DATASET CONTENT:

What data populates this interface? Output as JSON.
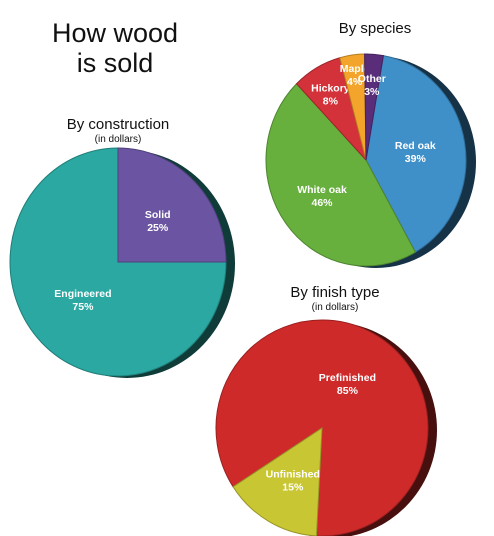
{
  "headline": {
    "line1": "How wood",
    "line2": "is sold"
  },
  "chart_data": [
    {
      "type": "pie",
      "title": "By construction",
      "subtitle": "(in dollars)",
      "unit": "%",
      "slices": [
        {
          "label": "Engineered",
          "value": 75,
          "color": "#2aa8a1"
        },
        {
          "label": "Solid",
          "value": 25,
          "color": "#6b55a3"
        }
      ]
    },
    {
      "type": "pie",
      "title": "By species",
      "subtitle": "",
      "unit": "%",
      "slices": [
        {
          "label": "Red oak",
          "value": 39,
          "color": "#3f8fc8"
        },
        {
          "label": "White oak",
          "value": 46,
          "color": "#67b03d"
        },
        {
          "label": "Hickory",
          "value": 8,
          "color": "#d3323a"
        },
        {
          "label": "Maple",
          "value": 4,
          "color": "#f2a52a"
        },
        {
          "label": "Other",
          "value": 3,
          "color": "#5a2d7a"
        }
      ]
    },
    {
      "type": "pie",
      "title": "By finish type",
      "subtitle": "(in dollars)",
      "unit": "%",
      "slices": [
        {
          "label": "Prefinished",
          "value": 85,
          "color": "#cf2a2a"
        },
        {
          "label": "Unfinished",
          "value": 15,
          "color": "#c9c634"
        }
      ]
    }
  ]
}
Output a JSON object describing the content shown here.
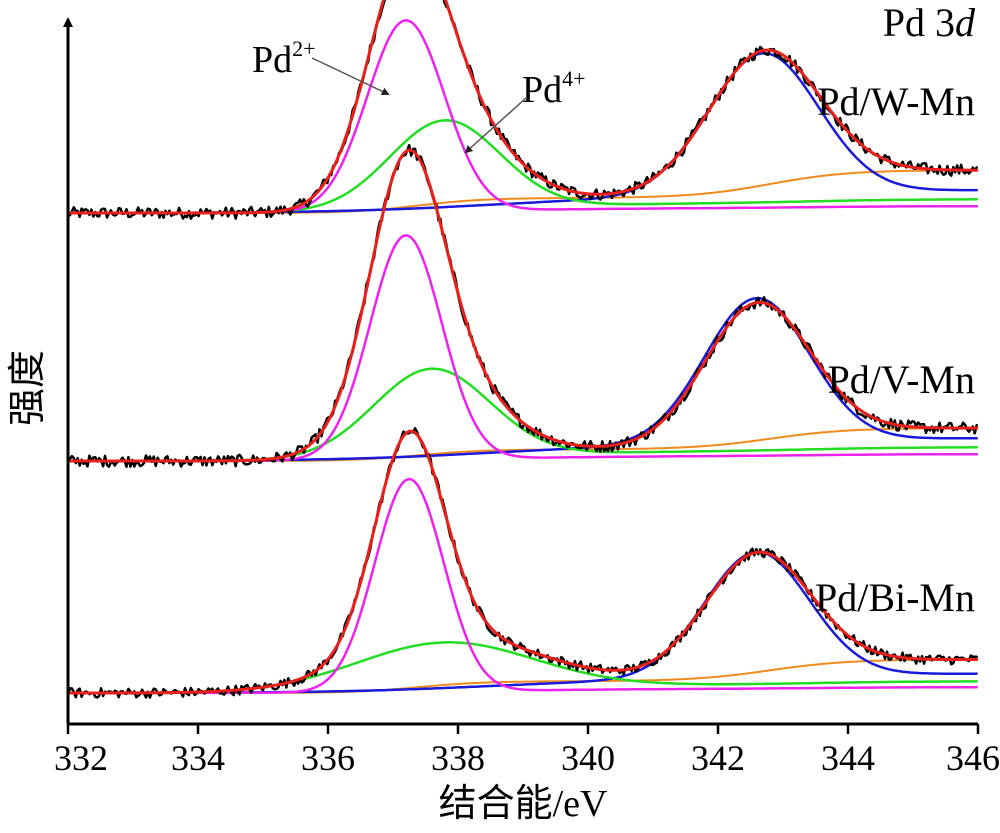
{
  "chart_data": {
    "type": "line",
    "title": "Pd 3",
    "title_italic": "d",
    "xlabel": "结合能/eV",
    "ylabel": "强度",
    "xlim": [
      332,
      346
    ],
    "xticks": [
      332,
      334,
      336,
      338,
      340,
      342,
      344,
      346
    ],
    "yticks_shown": false,
    "annotations": [
      {
        "base": "Pd",
        "sup": "2+",
        "points_to": "Pd2+ fit component"
      },
      {
        "base": "Pd",
        "sup": "4+",
        "points_to": "Pd4+ fit component"
      }
    ],
    "colors": {
      "raw": "#000000",
      "fit": "#e8201c",
      "pd2": "#ee22ee",
      "pd4": "#22dd22",
      "pd32": "#1a1adb",
      "bg": "#f08a1c"
    },
    "panels": [
      {
        "name": "Pd/W-Mn",
        "peaks": [
          {
            "component": "Pd2+ 3d5/2",
            "center": 337.2,
            "fwhm": 1.4,
            "height": 0.58
          },
          {
            "component": "Pd4+ 3d5/2",
            "center": 337.8,
            "fwhm": 2.0,
            "height": 0.27
          },
          {
            "component": "Pd 3d3/2",
            "center": 342.7,
            "fwhm": 2.0,
            "height": 0.43
          }
        ],
        "baseline_low": 0.0,
        "baseline_high": 0.13
      },
      {
        "name": "Pd/V-Mn",
        "peaks": [
          {
            "component": "Pd2+ 3d5/2",
            "center": 337.2,
            "fwhm": 1.3,
            "height": 0.68
          },
          {
            "component": "Pd4+ 3d5/2",
            "center": 337.6,
            "fwhm": 2.1,
            "height": 0.27
          },
          {
            "component": "Pd 3d3/2",
            "center": 342.6,
            "fwhm": 1.9,
            "height": 0.44
          }
        ],
        "baseline_low": 0.0,
        "baseline_high": 0.1
      },
      {
        "name": "Pd/Bi-Mn",
        "peaks": [
          {
            "component": "Pd2+ 3d5/2",
            "center": 337.25,
            "fwhm": 1.25,
            "height": 0.76
          },
          {
            "component": "Pd4+ 3d5/2",
            "center": 337.8,
            "fwhm": 3.2,
            "height": 0.17
          },
          {
            "component": "Pd 3d3/2",
            "center": 342.6,
            "fwhm": 1.9,
            "height": 0.45
          }
        ],
        "baseline_low": 0.0,
        "baseline_high": 0.12
      }
    ]
  }
}
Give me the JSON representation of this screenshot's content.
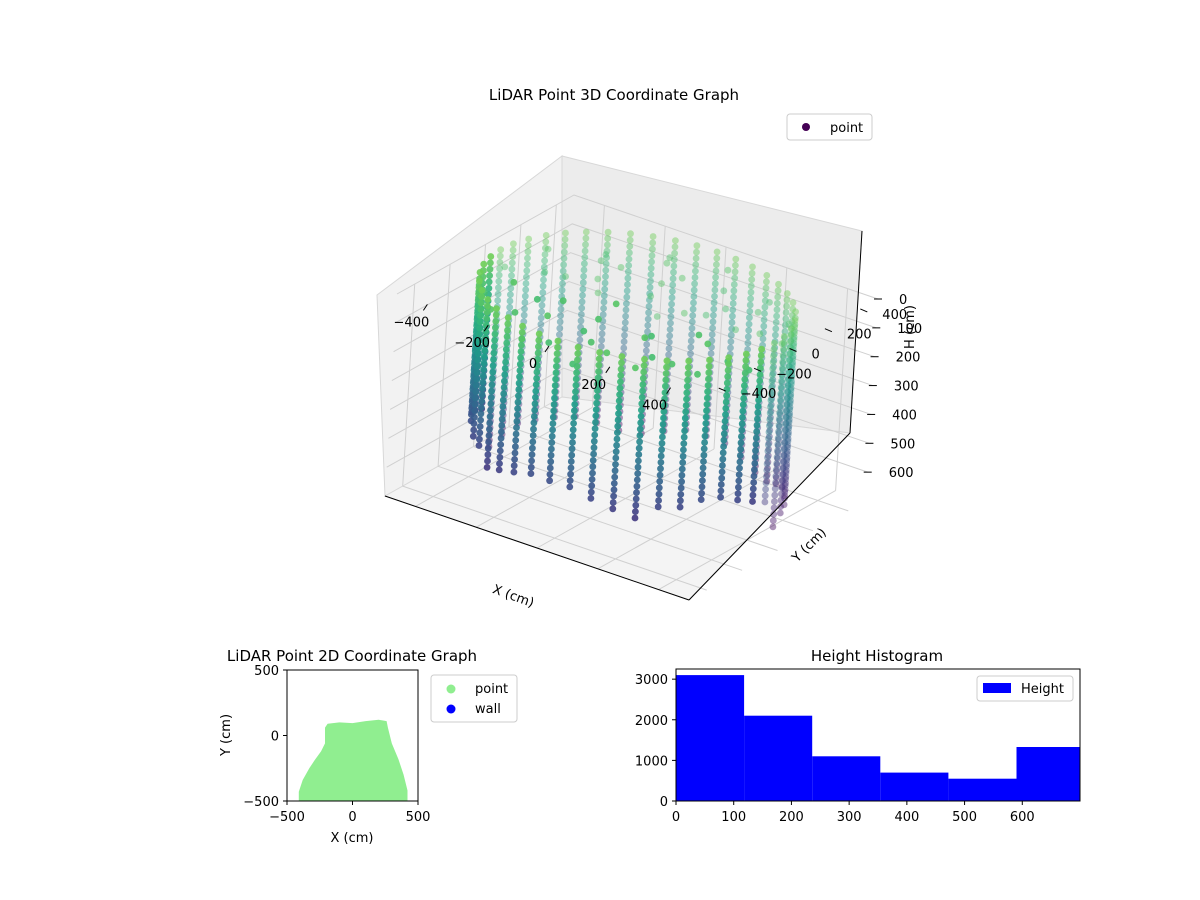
{
  "chart_data": [
    {
      "type": "scatter",
      "projection": "3d",
      "title": "LiDAR Point 3D Coordinate Graph",
      "xlabel": "X (cm)",
      "ylabel": "Y (cm)",
      "zlabel": "H (cm)",
      "xlim": [
        -500,
        500
      ],
      "ylim": [
        -500,
        500
      ],
      "zlim": [
        0,
        700
      ],
      "z_inverted": true,
      "xticks": [
        "−400",
        "−200",
        "0",
        "200",
        "400"
      ],
      "yticks": [
        "−400",
        "−200",
        "0",
        "200",
        "400"
      ],
      "zticks": [
        "0",
        "100",
        "200",
        "300",
        "400",
        "500",
        "600"
      ],
      "colormap": "viridis",
      "legend": {
        "position": "top-right",
        "entries": [
          {
            "label": "point",
            "color": "#440154"
          }
        ]
      },
      "series": [
        {
          "name": "point",
          "shape": "cylindrical scan of a shaft wall, radius ≈ 450 cm, heights 0–700 cm, colored by height",
          "points_xyh": [
            [
              -450,
              0,
              50
            ],
            [
              -450,
              0,
              150
            ],
            [
              -450,
              0,
              250
            ],
            [
              -450,
              0,
              350
            ],
            [
              -450,
              0,
              450
            ],
            [
              -450,
              0,
              550
            ],
            [
              0,
              450,
              50
            ],
            [
              0,
              450,
              150
            ],
            [
              0,
              450,
              250
            ],
            [
              0,
              450,
              350
            ],
            [
              0,
              450,
              450
            ],
            [
              0,
              450,
              550
            ],
            [
              0,
              450,
              650
            ],
            [
              450,
              0,
              50
            ],
            [
              450,
              0,
              150
            ],
            [
              450,
              0,
              250
            ],
            [
              450,
              0,
              350
            ],
            [
              450,
              0,
              450
            ],
            [
              450,
              0,
              550
            ],
            [
              450,
              0,
              650
            ],
            [
              0,
              -450,
              50
            ],
            [
              0,
              -450,
              150
            ],
            [
              0,
              -450,
              250
            ],
            [
              0,
              -450,
              350
            ],
            [
              0,
              -450,
              450
            ]
          ]
        }
      ]
    },
    {
      "type": "scatter",
      "title": "LiDAR Point 2D Coordinate Graph",
      "xlabel": "X (cm)",
      "ylabel": "Y (cm)",
      "xlim": [
        -500,
        500
      ],
      "ylim": [
        -500,
        500
      ],
      "xticks": [
        "−500",
        "0",
        "500"
      ],
      "yticks": [
        "−500",
        "0",
        "500"
      ],
      "legend": {
        "position": "outside-right",
        "entries": [
          {
            "label": "point",
            "color": "#90ee90"
          },
          {
            "label": "wall",
            "color": "#0000ff"
          }
        ]
      },
      "series": [
        {
          "name": "point",
          "color": "#90ee90",
          "outline_xy": [
            [
              -410,
              -500
            ],
            [
              -410,
              -430
            ],
            [
              -380,
              -340
            ],
            [
              -330,
              -250
            ],
            [
              -290,
              -190
            ],
            [
              -240,
              -120
            ],
            [
              -210,
              -60
            ],
            [
              -210,
              60
            ],
            [
              -190,
              90
            ],
            [
              -100,
              100
            ],
            [
              0,
              95
            ],
            [
              100,
              110
            ],
            [
              200,
              120
            ],
            [
              260,
              110
            ],
            [
              270,
              60
            ],
            [
              300,
              -60
            ],
            [
              350,
              -180
            ],
            [
              390,
              -300
            ],
            [
              420,
              -420
            ],
            [
              420,
              -500
            ]
          ]
        },
        {
          "name": "wall",
          "color": "#0000ff",
          "points_xy": []
        }
      ]
    },
    {
      "type": "histogram",
      "title": "Height Histogram",
      "xlim": [
        0,
        700
      ],
      "ylim": [
        0,
        3250
      ],
      "xticks": [
        "0",
        "100",
        "200",
        "300",
        "400",
        "500",
        "600"
      ],
      "yticks": [
        "0",
        "1000",
        "2000",
        "3000"
      ],
      "legend": {
        "position": "top-right",
        "entries": [
          {
            "label": "Height",
            "color": "#0000ff"
          }
        ]
      },
      "series": [
        {
          "name": "Height",
          "color": "#0000ff",
          "bin_edges": [
            0,
            118,
            236,
            354,
            472,
            590,
            700
          ],
          "counts": [
            3100,
            2100,
            1100,
            700,
            550,
            1330
          ]
        }
      ]
    }
  ]
}
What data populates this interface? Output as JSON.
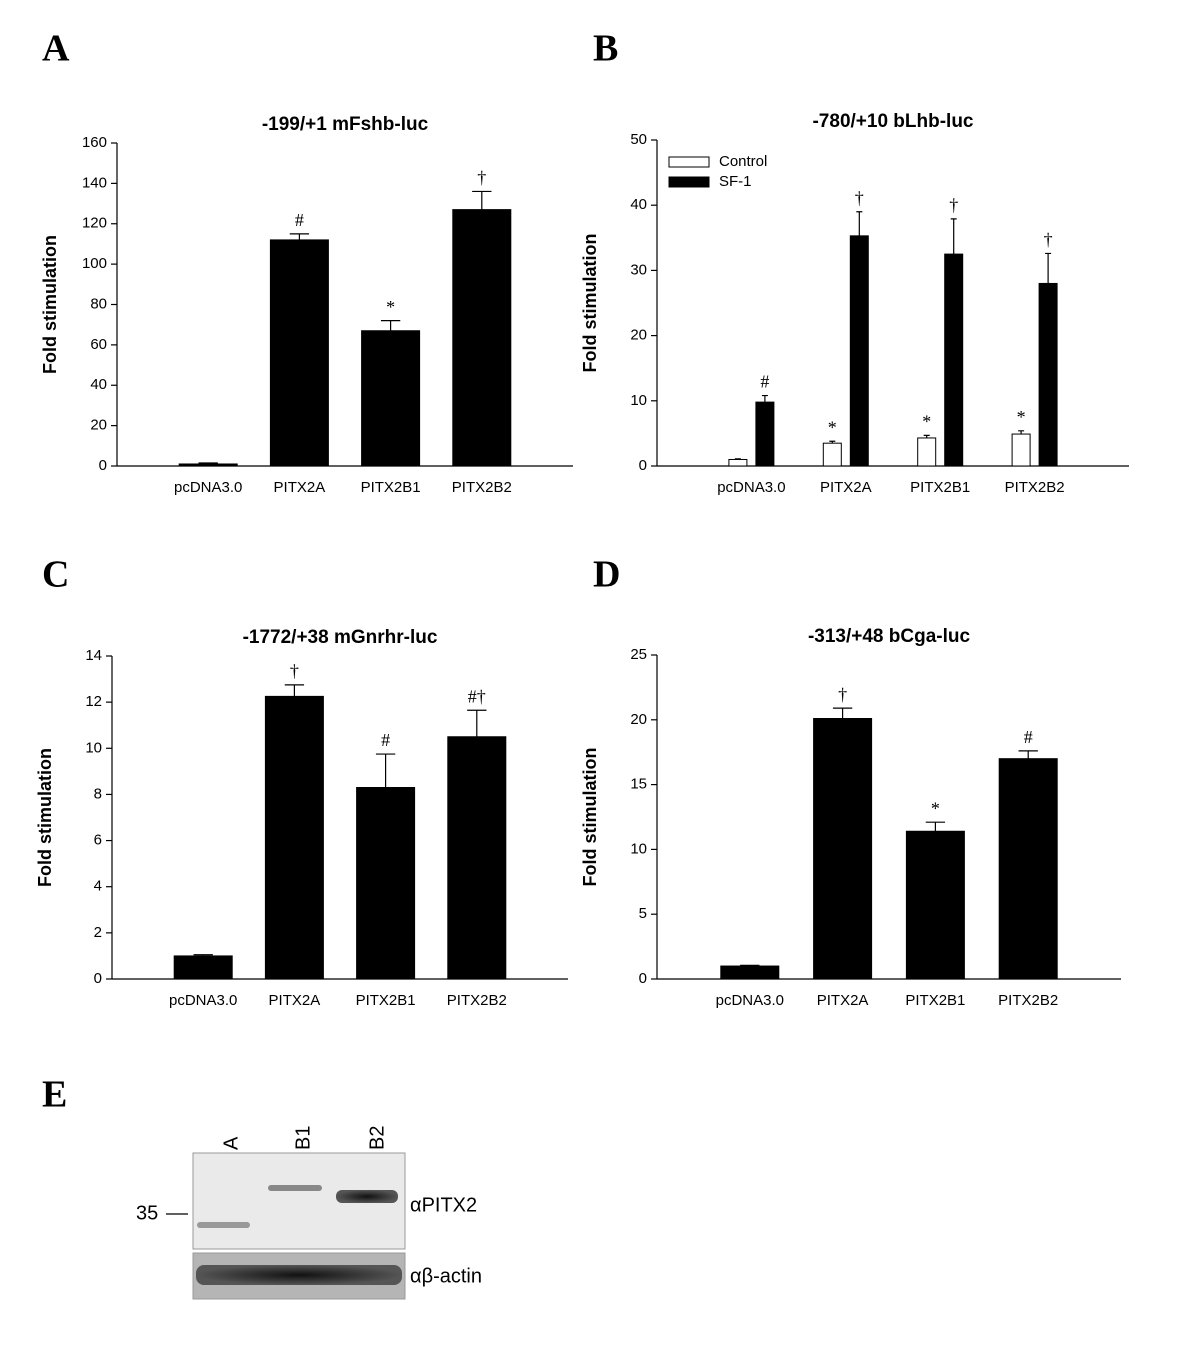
{
  "chart_data": [
    {
      "type": "bar",
      "panel": "A",
      "title": "-199/+1 mFshb-luc",
      "ylabel": "Fold stimulation",
      "categories": [
        "pcDNA3.0",
        "PITX2A",
        "PITX2B1",
        "PITX2B2"
      ],
      "values": [
        1,
        112,
        67,
        127
      ],
      "errors": [
        0.5,
        3,
        5,
        9
      ],
      "sig_labels": [
        null,
        "#",
        "*",
        "†"
      ],
      "color": "#000000",
      "ylim": [
        0,
        160
      ],
      "yticks": [
        0,
        20,
        40,
        60,
        80,
        100,
        120,
        140,
        160
      ]
    },
    {
      "type": "bar",
      "panel": "B",
      "title": "-780/+10 bLhb-luc",
      "ylabel": "Fold stimulation",
      "categories": [
        "pcDNA3.0",
        "PITX2A",
        "PITX2B1",
        "PITX2B2"
      ],
      "series": [
        {
          "name": "Control",
          "color": "#ffffff",
          "values": [
            1,
            3.5,
            4.3,
            4.9
          ],
          "errors": [
            0.1,
            0.3,
            0.4,
            0.5
          ],
          "sig_labels": [
            null,
            "*",
            "*",
            "*"
          ]
        },
        {
          "name": "SF-1",
          "color": "#000000",
          "values": [
            9.8,
            35.3,
            32.5,
            28
          ],
          "errors": [
            1,
            3.7,
            5.4,
            4.6
          ],
          "sig_labels": [
            "#",
            "†",
            "†",
            "†"
          ]
        }
      ],
      "legend": "upper left",
      "ylim": [
        0,
        50
      ],
      "yticks": [
        0,
        10,
        20,
        30,
        40,
        50
      ]
    },
    {
      "type": "bar",
      "panel": "C",
      "title": "-1772/+38 mGnrhr-luc",
      "ylabel": "Fold stimulation",
      "categories": [
        "pcDNA3.0",
        "PITX2A",
        "PITX2B1",
        "PITX2B2"
      ],
      "values": [
        1,
        12.25,
        8.3,
        10.5
      ],
      "errors": [
        0.05,
        0.5,
        1.45,
        1.15
      ],
      "sig_labels": [
        null,
        "†",
        "#",
        "#†"
      ],
      "color": "#000000",
      "ylim": [
        0,
        14
      ],
      "yticks": [
        0,
        2,
        4,
        6,
        8,
        10,
        12,
        14
      ]
    },
    {
      "type": "bar",
      "panel": "D",
      "title": "-313/+48 bCga-luc",
      "ylabel": "Fold stimulation",
      "categories": [
        "pcDNA3.0",
        "PITX2A",
        "PITX2B1",
        "PITX2B2"
      ],
      "values": [
        1,
        20.1,
        11.4,
        17
      ],
      "errors": [
        0.05,
        0.8,
        0.7,
        0.6
      ],
      "sig_labels": [
        null,
        "†",
        "*",
        "#"
      ],
      "color": "#000000",
      "ylim": [
        0,
        25
      ],
      "yticks": [
        0,
        5,
        10,
        15,
        20,
        25
      ]
    }
  ],
  "blot": {
    "panel": "E",
    "lanes": [
      "A",
      "B1",
      "B2"
    ],
    "marker": "35",
    "rows": [
      "αPITX2",
      "αβ-actin"
    ]
  }
}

STATED TASK:
Extract all lines from the material above that include the word "LiDAR".

RESULT OF THE EXERCISE:
      "title": "LiDAR Point 3D Coordinate Graph",
      "title": "LiDAR Point 2D Coordinate Graph",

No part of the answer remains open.